> [Data records]:
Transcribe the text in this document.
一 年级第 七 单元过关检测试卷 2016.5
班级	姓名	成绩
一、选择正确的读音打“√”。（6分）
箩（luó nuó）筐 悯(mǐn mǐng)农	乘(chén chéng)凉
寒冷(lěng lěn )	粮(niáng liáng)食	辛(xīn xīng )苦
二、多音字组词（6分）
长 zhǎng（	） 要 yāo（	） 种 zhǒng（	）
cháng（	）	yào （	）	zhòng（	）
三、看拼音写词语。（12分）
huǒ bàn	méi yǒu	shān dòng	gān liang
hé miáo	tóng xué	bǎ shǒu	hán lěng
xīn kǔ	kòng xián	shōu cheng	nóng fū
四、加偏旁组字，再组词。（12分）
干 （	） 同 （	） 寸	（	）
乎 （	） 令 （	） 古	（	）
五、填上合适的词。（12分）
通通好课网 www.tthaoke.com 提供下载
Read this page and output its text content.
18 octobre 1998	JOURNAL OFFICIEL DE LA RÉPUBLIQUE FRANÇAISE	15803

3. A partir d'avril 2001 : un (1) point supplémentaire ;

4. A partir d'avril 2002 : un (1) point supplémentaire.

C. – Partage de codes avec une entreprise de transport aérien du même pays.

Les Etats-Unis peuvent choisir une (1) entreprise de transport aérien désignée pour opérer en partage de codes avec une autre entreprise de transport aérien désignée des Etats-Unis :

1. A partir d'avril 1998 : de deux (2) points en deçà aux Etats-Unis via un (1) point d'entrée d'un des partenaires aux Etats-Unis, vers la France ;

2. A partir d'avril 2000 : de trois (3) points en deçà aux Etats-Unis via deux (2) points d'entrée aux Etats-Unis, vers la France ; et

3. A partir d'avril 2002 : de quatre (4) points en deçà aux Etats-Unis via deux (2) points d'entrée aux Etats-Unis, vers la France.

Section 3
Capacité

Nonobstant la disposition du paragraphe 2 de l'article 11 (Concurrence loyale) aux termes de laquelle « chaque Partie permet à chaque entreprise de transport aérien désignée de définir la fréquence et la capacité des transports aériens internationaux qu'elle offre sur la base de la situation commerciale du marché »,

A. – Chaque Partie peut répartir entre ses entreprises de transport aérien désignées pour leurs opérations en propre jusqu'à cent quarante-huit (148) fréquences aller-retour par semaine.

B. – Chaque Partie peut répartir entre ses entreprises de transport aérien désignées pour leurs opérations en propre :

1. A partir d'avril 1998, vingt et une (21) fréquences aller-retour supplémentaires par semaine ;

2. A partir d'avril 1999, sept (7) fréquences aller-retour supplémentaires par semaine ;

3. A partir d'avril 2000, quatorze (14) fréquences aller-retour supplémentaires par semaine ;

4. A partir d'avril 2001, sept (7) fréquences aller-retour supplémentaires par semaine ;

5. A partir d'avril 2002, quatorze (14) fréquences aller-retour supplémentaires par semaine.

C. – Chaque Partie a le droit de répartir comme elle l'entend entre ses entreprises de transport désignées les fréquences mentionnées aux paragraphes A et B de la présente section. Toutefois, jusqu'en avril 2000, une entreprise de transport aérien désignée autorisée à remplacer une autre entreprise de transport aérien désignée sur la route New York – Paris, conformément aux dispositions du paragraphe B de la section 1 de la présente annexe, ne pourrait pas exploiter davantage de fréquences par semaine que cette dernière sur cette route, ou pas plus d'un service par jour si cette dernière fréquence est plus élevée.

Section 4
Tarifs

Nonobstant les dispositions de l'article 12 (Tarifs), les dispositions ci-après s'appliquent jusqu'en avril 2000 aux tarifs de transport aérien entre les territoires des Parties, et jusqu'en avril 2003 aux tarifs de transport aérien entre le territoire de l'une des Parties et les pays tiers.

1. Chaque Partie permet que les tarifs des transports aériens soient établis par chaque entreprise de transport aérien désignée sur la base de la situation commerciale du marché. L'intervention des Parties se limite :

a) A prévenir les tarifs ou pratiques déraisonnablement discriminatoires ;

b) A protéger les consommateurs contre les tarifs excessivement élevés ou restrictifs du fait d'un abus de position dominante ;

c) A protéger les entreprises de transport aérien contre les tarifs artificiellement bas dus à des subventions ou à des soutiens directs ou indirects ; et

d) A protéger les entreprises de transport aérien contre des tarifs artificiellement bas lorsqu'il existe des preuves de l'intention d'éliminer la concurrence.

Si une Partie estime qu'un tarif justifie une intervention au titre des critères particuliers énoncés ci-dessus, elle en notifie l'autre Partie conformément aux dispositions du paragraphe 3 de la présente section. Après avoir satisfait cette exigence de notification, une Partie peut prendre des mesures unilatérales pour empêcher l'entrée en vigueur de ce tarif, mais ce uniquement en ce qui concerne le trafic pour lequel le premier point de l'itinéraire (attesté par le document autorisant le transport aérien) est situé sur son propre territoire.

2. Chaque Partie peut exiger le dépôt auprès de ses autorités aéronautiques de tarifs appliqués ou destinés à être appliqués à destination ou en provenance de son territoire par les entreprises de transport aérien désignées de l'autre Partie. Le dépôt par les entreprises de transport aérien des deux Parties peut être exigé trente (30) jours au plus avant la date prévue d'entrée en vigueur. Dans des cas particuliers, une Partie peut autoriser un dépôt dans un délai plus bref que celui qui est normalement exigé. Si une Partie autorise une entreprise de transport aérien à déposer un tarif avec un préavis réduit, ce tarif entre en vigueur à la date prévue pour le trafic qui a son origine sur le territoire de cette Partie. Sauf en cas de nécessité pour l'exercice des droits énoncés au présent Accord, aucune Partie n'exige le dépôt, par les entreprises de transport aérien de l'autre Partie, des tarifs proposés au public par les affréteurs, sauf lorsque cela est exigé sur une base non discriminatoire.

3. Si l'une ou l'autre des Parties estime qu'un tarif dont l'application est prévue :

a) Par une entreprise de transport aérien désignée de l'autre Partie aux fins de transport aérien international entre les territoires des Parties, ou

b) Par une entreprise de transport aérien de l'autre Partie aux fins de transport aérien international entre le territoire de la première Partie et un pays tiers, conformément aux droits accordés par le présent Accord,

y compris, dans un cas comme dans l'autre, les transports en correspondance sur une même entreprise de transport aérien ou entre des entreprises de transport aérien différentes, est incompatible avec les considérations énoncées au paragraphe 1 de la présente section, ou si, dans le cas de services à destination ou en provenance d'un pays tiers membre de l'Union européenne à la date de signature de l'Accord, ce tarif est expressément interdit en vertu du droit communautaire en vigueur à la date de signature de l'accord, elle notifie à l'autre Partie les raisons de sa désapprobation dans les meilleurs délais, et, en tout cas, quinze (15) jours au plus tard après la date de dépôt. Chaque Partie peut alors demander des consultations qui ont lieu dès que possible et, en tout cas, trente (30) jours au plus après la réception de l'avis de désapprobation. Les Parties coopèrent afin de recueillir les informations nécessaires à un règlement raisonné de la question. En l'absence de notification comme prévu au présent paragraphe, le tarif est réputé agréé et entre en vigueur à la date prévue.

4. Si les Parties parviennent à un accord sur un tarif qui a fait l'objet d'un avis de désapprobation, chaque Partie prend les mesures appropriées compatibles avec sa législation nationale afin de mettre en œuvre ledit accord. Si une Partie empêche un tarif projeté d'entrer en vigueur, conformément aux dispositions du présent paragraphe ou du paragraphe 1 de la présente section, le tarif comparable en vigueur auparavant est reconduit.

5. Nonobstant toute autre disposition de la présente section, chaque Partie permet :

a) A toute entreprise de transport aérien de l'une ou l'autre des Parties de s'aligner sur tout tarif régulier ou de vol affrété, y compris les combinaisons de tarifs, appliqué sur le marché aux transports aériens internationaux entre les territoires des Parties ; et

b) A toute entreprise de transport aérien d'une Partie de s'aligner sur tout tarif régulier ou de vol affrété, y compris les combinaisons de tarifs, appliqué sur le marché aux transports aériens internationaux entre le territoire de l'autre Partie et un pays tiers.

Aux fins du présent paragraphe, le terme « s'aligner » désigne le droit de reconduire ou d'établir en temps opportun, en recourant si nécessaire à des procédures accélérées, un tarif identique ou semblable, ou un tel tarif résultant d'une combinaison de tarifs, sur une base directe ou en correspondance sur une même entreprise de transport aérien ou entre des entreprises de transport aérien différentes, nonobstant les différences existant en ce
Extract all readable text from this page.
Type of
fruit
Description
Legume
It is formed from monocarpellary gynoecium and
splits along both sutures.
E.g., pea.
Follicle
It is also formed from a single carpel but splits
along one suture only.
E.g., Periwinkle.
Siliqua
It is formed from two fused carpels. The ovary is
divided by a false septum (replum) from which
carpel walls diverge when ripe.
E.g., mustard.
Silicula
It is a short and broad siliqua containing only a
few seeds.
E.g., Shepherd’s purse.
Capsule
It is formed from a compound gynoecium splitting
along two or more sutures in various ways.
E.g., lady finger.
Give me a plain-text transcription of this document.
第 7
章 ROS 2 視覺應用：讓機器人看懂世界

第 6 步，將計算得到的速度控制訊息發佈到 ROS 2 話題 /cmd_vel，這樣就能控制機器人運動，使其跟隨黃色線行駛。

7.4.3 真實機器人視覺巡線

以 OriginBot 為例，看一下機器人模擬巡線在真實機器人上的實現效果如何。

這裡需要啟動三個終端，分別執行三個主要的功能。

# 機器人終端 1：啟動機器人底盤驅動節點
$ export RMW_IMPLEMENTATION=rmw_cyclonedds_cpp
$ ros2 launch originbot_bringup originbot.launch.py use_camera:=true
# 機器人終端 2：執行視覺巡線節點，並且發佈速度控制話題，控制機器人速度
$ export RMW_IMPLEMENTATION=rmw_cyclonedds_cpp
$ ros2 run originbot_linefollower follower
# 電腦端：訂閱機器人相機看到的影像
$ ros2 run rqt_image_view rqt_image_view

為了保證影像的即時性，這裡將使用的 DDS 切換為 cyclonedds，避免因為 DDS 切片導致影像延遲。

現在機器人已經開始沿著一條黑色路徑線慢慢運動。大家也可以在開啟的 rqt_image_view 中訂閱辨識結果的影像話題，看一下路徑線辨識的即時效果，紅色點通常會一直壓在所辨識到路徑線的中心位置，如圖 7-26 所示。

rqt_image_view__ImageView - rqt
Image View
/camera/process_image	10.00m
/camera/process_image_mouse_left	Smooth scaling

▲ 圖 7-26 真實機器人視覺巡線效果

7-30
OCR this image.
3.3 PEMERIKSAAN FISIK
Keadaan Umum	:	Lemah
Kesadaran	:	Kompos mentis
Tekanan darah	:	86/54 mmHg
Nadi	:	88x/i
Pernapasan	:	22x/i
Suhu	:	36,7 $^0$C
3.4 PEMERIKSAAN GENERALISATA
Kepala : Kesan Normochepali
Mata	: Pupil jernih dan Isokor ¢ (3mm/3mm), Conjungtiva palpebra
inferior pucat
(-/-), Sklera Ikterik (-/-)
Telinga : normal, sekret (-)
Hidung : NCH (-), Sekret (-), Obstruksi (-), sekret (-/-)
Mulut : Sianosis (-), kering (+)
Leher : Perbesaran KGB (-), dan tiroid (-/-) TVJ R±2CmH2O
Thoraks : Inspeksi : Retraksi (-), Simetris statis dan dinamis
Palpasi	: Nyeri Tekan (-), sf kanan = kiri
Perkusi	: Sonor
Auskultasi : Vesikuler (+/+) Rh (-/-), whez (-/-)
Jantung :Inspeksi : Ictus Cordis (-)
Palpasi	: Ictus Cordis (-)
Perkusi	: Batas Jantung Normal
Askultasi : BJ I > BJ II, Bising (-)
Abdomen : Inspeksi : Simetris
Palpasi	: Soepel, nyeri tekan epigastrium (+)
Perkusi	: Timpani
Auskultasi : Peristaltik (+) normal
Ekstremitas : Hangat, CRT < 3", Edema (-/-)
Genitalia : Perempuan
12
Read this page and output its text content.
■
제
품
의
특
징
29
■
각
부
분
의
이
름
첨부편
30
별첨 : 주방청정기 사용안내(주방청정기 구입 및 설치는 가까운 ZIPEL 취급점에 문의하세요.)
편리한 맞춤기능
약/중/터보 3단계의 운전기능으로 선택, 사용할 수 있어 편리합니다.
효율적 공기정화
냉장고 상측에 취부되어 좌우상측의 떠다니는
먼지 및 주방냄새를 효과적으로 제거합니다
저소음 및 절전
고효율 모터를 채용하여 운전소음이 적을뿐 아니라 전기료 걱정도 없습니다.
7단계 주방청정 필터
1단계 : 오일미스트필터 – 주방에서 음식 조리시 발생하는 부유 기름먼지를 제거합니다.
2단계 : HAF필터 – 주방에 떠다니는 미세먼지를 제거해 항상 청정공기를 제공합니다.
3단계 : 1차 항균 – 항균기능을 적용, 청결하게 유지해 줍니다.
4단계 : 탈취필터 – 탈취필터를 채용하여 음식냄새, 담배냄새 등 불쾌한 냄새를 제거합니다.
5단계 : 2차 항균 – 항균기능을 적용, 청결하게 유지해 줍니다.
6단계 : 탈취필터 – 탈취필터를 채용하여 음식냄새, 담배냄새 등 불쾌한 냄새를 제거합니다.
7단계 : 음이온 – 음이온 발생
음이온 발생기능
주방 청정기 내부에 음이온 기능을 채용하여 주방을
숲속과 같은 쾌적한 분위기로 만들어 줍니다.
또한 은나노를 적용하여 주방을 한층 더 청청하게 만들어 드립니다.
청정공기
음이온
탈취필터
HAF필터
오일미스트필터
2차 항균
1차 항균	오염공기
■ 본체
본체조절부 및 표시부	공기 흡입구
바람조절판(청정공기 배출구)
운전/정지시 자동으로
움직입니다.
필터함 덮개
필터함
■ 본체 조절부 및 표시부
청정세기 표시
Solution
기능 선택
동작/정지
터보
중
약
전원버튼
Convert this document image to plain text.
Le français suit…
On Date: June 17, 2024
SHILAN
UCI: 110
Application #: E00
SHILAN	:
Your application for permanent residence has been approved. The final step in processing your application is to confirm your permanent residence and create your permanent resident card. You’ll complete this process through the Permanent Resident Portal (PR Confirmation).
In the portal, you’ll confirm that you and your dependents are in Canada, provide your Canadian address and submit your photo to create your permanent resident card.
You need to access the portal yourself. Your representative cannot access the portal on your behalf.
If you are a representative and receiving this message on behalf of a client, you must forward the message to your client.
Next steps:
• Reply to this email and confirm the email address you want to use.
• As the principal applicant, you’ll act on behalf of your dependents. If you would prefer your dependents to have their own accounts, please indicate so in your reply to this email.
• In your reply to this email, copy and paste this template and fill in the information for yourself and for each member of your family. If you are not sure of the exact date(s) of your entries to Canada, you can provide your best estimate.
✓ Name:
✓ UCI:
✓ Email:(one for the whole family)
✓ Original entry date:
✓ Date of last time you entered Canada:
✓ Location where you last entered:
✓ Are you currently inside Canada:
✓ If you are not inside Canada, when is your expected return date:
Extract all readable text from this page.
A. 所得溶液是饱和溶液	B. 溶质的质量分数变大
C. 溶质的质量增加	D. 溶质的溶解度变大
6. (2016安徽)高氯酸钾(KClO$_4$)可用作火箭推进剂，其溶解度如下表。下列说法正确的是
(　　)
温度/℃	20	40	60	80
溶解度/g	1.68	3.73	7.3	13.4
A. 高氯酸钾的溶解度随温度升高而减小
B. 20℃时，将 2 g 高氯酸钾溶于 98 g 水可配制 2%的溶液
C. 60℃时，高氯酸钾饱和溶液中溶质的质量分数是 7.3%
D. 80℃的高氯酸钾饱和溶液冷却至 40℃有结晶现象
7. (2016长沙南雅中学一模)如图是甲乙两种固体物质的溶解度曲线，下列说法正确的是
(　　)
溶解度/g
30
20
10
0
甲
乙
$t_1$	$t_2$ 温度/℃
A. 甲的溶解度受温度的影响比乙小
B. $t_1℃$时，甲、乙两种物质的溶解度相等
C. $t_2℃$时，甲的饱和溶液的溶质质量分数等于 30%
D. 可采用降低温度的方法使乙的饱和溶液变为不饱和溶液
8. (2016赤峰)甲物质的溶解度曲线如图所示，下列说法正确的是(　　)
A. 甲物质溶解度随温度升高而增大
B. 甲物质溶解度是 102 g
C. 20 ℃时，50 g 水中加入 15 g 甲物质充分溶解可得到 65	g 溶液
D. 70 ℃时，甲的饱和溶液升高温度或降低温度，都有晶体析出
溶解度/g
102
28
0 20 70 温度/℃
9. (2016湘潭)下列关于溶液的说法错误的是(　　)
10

> [What the task requires]: Give only the number of lines in the material above that include the word "Canada".

> [Exercise response]: 5